### GIVEN TASK
Scan the records for the word "wear". Copy each line that includes it.

### RECORDS TO PROCESS
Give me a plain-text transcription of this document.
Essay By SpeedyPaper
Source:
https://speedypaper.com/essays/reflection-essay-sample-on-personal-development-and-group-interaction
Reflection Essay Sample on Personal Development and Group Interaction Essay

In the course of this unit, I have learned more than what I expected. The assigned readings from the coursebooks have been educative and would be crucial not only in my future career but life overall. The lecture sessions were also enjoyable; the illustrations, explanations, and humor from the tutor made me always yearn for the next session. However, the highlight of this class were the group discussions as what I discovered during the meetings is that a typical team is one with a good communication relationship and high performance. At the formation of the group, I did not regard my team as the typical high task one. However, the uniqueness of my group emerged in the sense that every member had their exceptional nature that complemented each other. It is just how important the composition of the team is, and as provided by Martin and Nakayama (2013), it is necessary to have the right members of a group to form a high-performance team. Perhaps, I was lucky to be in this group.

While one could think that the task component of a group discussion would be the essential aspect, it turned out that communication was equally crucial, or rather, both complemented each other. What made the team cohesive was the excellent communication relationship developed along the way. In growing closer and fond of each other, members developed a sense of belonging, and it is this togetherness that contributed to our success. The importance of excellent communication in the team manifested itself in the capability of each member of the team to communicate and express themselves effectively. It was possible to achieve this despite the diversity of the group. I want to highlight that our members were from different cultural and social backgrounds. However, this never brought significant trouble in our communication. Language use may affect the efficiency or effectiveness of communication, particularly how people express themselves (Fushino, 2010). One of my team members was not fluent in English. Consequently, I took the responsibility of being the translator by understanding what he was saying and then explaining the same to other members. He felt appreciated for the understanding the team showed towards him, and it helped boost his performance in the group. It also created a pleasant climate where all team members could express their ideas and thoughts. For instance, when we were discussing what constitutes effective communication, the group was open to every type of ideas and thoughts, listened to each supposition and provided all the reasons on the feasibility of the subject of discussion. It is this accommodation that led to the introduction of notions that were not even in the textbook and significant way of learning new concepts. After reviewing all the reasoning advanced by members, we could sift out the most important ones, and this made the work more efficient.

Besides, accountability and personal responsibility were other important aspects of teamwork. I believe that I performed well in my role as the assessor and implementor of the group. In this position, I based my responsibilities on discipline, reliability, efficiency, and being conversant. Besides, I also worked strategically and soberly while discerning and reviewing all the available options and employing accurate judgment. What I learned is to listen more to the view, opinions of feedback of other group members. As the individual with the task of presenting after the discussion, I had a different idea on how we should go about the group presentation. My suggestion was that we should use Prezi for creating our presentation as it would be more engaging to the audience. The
* * *
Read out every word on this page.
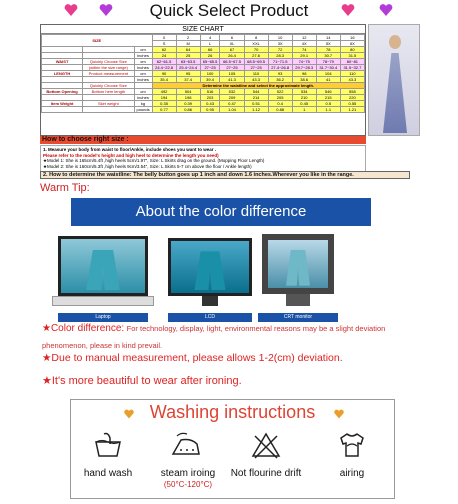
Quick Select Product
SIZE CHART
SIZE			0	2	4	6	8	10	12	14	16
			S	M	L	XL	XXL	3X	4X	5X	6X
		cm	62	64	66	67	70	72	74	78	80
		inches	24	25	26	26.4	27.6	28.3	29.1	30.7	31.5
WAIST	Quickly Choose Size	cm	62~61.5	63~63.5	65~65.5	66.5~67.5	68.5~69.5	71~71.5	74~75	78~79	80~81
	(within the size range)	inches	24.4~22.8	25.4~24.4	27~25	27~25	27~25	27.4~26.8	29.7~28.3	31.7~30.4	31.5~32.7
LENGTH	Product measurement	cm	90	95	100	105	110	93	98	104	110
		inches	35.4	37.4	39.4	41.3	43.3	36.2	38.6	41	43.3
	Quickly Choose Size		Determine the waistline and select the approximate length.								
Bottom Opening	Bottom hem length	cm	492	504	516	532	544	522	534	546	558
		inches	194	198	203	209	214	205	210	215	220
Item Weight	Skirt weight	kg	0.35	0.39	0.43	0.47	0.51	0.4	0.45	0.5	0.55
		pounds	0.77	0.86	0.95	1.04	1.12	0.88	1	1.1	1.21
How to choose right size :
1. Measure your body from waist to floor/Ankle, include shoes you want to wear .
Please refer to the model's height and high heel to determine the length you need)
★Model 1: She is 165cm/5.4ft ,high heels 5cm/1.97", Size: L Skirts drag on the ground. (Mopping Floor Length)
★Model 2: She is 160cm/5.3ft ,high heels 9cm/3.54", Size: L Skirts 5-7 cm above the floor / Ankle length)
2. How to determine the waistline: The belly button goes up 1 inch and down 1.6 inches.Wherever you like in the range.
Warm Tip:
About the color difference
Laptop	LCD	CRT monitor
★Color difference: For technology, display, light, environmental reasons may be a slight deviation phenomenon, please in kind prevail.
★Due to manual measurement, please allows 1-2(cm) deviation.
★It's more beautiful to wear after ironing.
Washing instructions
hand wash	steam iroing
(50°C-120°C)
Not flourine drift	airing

### ANSWER TO THE TASK
1. Measure your body from waist to floor/Ankle, include shoes you want to wear .
★It's more beautiful to wear after ironing.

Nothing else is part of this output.